■ **Exercise goal**: Transcribe every entry word for word, leaving out all images.

■ **Given information**:
start

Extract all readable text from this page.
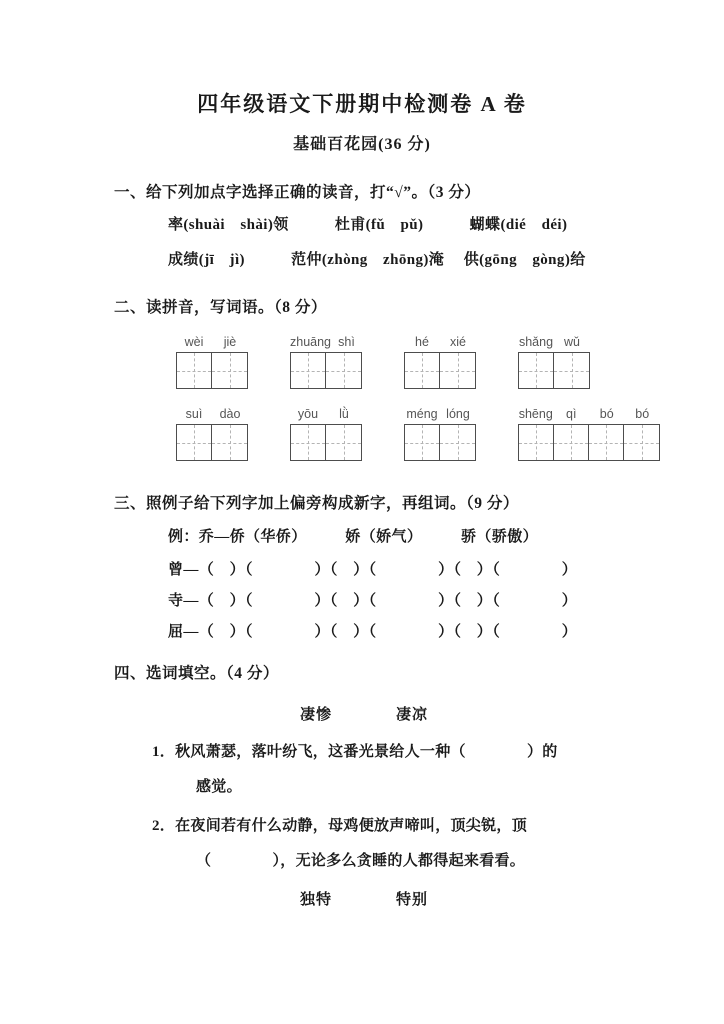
四年级语文下册期中检测卷 A 卷
基础百花园(36 分)
一、给下列加点字选择正确的读音，打“√”。（3 分）
率(shuài　shài)领　　　杜甫(fǔ　pǔ)　　　蝴蝶(dié　déi)
成绩(jī　jì)　　　范仲(zhòng　zhōng)淹　 供(gōng　gòng)给
二、读拼音，写词语。（8 分）
wèi	jiè	zhuāng shì	hé	xié	shǎng wǔ
suì	dào	yōu	lǜ	méng lóng	shēng	qì	bó	bó
三、照例子给下列字加上偏旁构成新字，再组词。（9 分）
例：乔—侨（华侨）　　　娇（娇气）　　　骄（骄傲）
曾—（　）（　　　　）（　）（　　　　）（　）（　　　　）
寺—（　）（　　　　）（　）（　　　　）（　）（　　　　）
屈—（　）（　　　　）（　）（　　　　）（　）（　　　　）
四、选词填空。（4 分）
凄惨　　　　凄凉
1．秋风萧瑟，落叶纷飞，这番光景给人一种（　　　　）的
感觉。
2．在夜间若有什么动静，母鸡便放声啼叫，顶尖锐，顶
（　　　　），无论多么贪睡的人都得起来看看。
独特　　　　特别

end

■ **Final answer**:
Extract all readable text from this page.
四年级语文下册期中检测卷 A 卷
基础百花园(36 分)
一、给下列加点字选择正确的读音，打“√”。（3 分）
率(shuài　shài)领　　　杜甫(fǔ　pǔ)　　　蝴蝶(dié　déi)
成绩(jī　jì)　　　范仲(zhòng　zhōng)淹　 供(gōng　gòng)给
二、读拼音，写词语。（8 分）
wèi	jiè	zhuāng shì	hé	xié	shǎng wǔ
suì	dào	yōu	lǜ	méng lóng	shēng	qì	bó	bó
三、照例子给下列字加上偏旁构成新字，再组词。（9 分）
例：乔—侨（华侨）　　　娇（娇气）　　　骄（骄傲）
曾—（　）（　　　　）（　）（　　　　）（　）（　　　　）
寺—（　）（　　　　）（　）（　　　　）（　）（　　　　）
屈—（　）（　　　　）（　）（　　　　）（　）（　　　　）
四、选词填空。（4 分）
凄惨　　　　凄凉
1．秋风萧瑟，落叶纷飞，这番光景给人一种（　　　　）的
感觉。
2．在夜间若有什么动静，母鸡便放声啼叫，顶尖锐，顶
（　　　　），无论多么贪睡的人都得起来看看。
独特　　　　特别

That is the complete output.